┏━━

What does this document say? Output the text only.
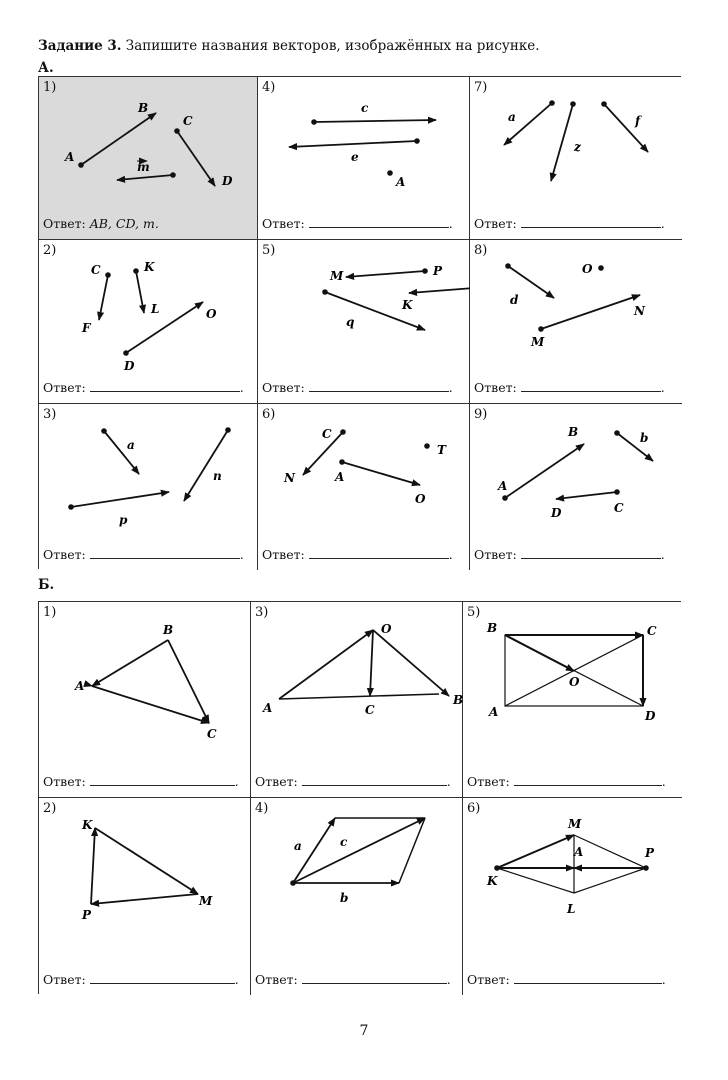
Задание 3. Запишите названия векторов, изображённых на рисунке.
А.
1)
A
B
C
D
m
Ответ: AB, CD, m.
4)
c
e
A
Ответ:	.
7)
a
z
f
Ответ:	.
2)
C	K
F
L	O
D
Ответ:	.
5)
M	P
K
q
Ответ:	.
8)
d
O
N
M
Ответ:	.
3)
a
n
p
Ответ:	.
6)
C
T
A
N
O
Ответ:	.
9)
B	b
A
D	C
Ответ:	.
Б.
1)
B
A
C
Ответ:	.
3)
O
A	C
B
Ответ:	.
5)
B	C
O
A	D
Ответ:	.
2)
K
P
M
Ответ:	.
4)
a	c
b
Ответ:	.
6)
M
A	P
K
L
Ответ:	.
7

┗━━

§ **What is expected**
Your copy should repeat each entry above exactly but contain no pictures.

§ **The completed task**
What does this document say? Output the text only.
Задание 3. Запишите названия векторов, изображённых на рисунке.
А.
1)
A
B
C
D
m
Ответ: AB, CD, m.
4)
c
e
A
Ответ:	.
7)
a
z
f
Ответ:	.
2)
C	K
F
L	O
D
Ответ:	.
5)
M	P
K
q
Ответ:	.
8)
d
O
N
M
Ответ:	.
3)
a
n
p
Ответ:	.
6)
C
T
A
N
O
Ответ:	.
9)
B	b
A
D	C
Ответ:	.
Б.
1)
B
A
C
Ответ:	.
3)
O
A	C
B
Ответ:	.
5)
B	C
O
A	D
Ответ:	.
2)
K
P
M
Ответ:	.
4)
a	c
b
Ответ:	.
6)
M
A	P
K
L
Ответ:	.
7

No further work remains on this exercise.